Task
Return each line of the records with nothing changed, pictures excepted.

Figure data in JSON
────────────────

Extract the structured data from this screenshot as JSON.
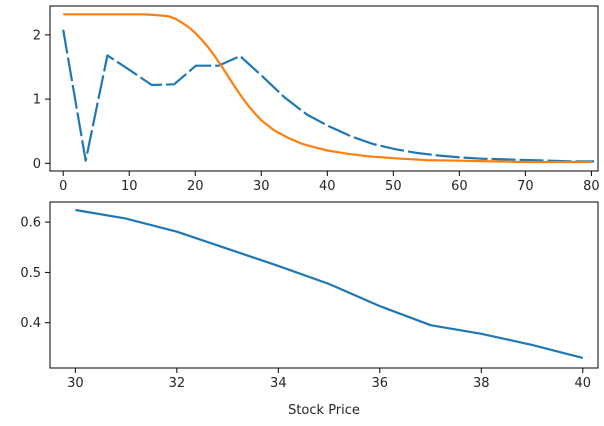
{
  "chart_data": [
    {
      "type": "line",
      "xlabel": "",
      "ylabel": "",
      "xlim": [
        -2,
        81
      ],
      "ylim": [
        -0.12,
        2.45
      ],
      "x_ticks": [
        0,
        10,
        20,
        30,
        40,
        50,
        60,
        70,
        80
      ],
      "x_tick_labels": [
        "0",
        "10",
        "20",
        "30",
        "40",
        "50",
        "60",
        "70",
        "80"
      ],
      "y_ticks": [
        0,
        1,
        2
      ],
      "y_tick_labels": [
        "0",
        "1",
        "2"
      ],
      "grid": false,
      "series": [
        {
          "color": "#1f77b4",
          "dash": "long-dash",
          "x": [
            0,
            3.4,
            6.7,
            10.1,
            13.4,
            16.8,
            20.1,
            23.5,
            26.8,
            30.2,
            33.5,
            36.9,
            40.2,
            43.6,
            46.9,
            50.3,
            53.6,
            57.0,
            60.3,
            63.7,
            67.0,
            70.4,
            73.7,
            77.1,
            80.4
          ],
          "y": [
            2.08,
            0.04,
            1.68,
            1.45,
            1.22,
            1.23,
            1.52,
            1.52,
            1.67,
            1.35,
            1.03,
            0.76,
            0.58,
            0.42,
            0.3,
            0.22,
            0.16,
            0.12,
            0.09,
            0.07,
            0.06,
            0.05,
            0.04,
            0.03,
            0.03
          ]
        },
        {
          "color": "#ff7f0e",
          "dash": "solid",
          "x": [
            0,
            2,
            4,
            6,
            8,
            10,
            12,
            14,
            16,
            17,
            18,
            19,
            20,
            21,
            22,
            23,
            24,
            25,
            26,
            27,
            28,
            29,
            30,
            32,
            34,
            36,
            38,
            40,
            43,
            46,
            50,
            55,
            60,
            65,
            70,
            75,
            80
          ],
          "y": [
            2.32,
            2.32,
            2.32,
            2.32,
            2.32,
            2.32,
            2.32,
            2.31,
            2.29,
            2.25,
            2.19,
            2.12,
            2.03,
            1.92,
            1.8,
            1.66,
            1.51,
            1.35,
            1.19,
            1.04,
            0.9,
            0.78,
            0.67,
            0.51,
            0.4,
            0.31,
            0.25,
            0.2,
            0.15,
            0.11,
            0.08,
            0.05,
            0.04,
            0.03,
            0.02,
            0.02,
            0.02
          ]
        }
      ]
    },
    {
      "type": "line",
      "xlabel": "Stock Price",
      "ylabel": "",
      "xlim": [
        29.5,
        40.3
      ],
      "ylim": [
        0.31,
        0.64
      ],
      "x_ticks": [
        30,
        32,
        34,
        36,
        38,
        40
      ],
      "x_tick_labels": [
        "30",
        "32",
        "34",
        "36",
        "38",
        "40"
      ],
      "y_ticks": [
        0.4,
        0.5,
        0.6
      ],
      "y_tick_labels": [
        "0.4",
        "0.5",
        "0.6"
      ],
      "grid": false,
      "series": [
        {
          "color": "#1f77b4",
          "dash": "solid",
          "x": [
            30,
            31,
            32,
            33,
            34,
            35,
            36,
            37,
            38,
            39,
            40
          ],
          "y": [
            0.624,
            0.607,
            0.581,
            0.547,
            0.513,
            0.477,
            0.433,
            0.395,
            0.378,
            0.356,
            0.33
          ]
        }
      ]
    }
  ]
}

────────────────

Result of this task
Extract the structured data from this screenshot as JSON.
{
  "chart_data": [
    {
      "type": "line",
      "xlabel": "",
      "ylabel": "",
      "xlim": [
        -2,
        81
      ],
      "ylim": [
        -0.12,
        2.45
      ],
      "x_ticks": [
        0,
        10,
        20,
        30,
        40,
        50,
        60,
        70,
        80
      ],
      "x_tick_labels": [
        "0",
        "10",
        "20",
        "30",
        "40",
        "50",
        "60",
        "70",
        "80"
      ],
      "y_ticks": [
        0,
        1,
        2
      ],
      "y_tick_labels": [
        "0",
        "1",
        "2"
      ],
      "grid": false,
      "series": [
        {
          "color": "#1f77b4",
          "dash": "long-dash",
          "x": [
            0,
            3.4,
            6.7,
            10.1,
            13.4,
            16.8,
            20.1,
            23.5,
            26.8,
            30.2,
            33.5,
            36.9,
            40.2,
            43.6,
            46.9,
            50.3,
            53.6,
            57.0,
            60.3,
            63.7,
            67.0,
            70.4,
            73.7,
            77.1,
            80.4
          ],
          "y": [
            2.08,
            0.04,
            1.68,
            1.45,
            1.22,
            1.23,
            1.52,
            1.52,
            1.67,
            1.35,
            1.03,
            0.76,
            0.58,
            0.42,
            0.3,
            0.22,
            0.16,
            0.12,
            0.09,
            0.07,
            0.06,
            0.05,
            0.04,
            0.03,
            0.03
          ]
        },
        {
          "color": "#ff7f0e",
          "dash": "solid",
          "x": [
            0,
            2,
            4,
            6,
            8,
            10,
            12,
            14,
            16,
            17,
            18,
            19,
            20,
            21,
            22,
            23,
            24,
            25,
            26,
            27,
            28,
            29,
            30,
            32,
            34,
            36,
            38,
            40,
            43,
            46,
            50,
            55,
            60,
            65,
            70,
            75,
            80
          ],
          "y": [
            2.32,
            2.32,
            2.32,
            2.32,
            2.32,
            2.32,
            2.32,
            2.31,
            2.29,
            2.25,
            2.19,
            2.12,
            2.03,
            1.92,
            1.8,
            1.66,
            1.51,
            1.35,
            1.19,
            1.04,
            0.9,
            0.78,
            0.67,
            0.51,
            0.4,
            0.31,
            0.25,
            0.2,
            0.15,
            0.11,
            0.08,
            0.05,
            0.04,
            0.03,
            0.02,
            0.02,
            0.02
          ]
        }
      ]
    },
    {
      "type": "line",
      "xlabel": "Stock Price",
      "ylabel": "",
      "xlim": [
        29.5,
        40.3
      ],
      "ylim": [
        0.31,
        0.64
      ],
      "x_ticks": [
        30,
        32,
        34,
        36,
        38,
        40
      ],
      "x_tick_labels": [
        "30",
        "32",
        "34",
        "36",
        "38",
        "40"
      ],
      "y_ticks": [
        0.4,
        0.5,
        0.6
      ],
      "y_tick_labels": [
        "0.4",
        "0.5",
        "0.6"
      ],
      "grid": false,
      "series": [
        {
          "color": "#1f77b4",
          "dash": "solid",
          "x": [
            30,
            31,
            32,
            33,
            34,
            35,
            36,
            37,
            38,
            39,
            40
          ],
          "y": [
            0.624,
            0.607,
            0.581,
            0.547,
            0.513,
            0.477,
            0.433,
            0.395,
            0.378,
            0.356,
            0.33
          ]
        }
      ]
    }
  ]
}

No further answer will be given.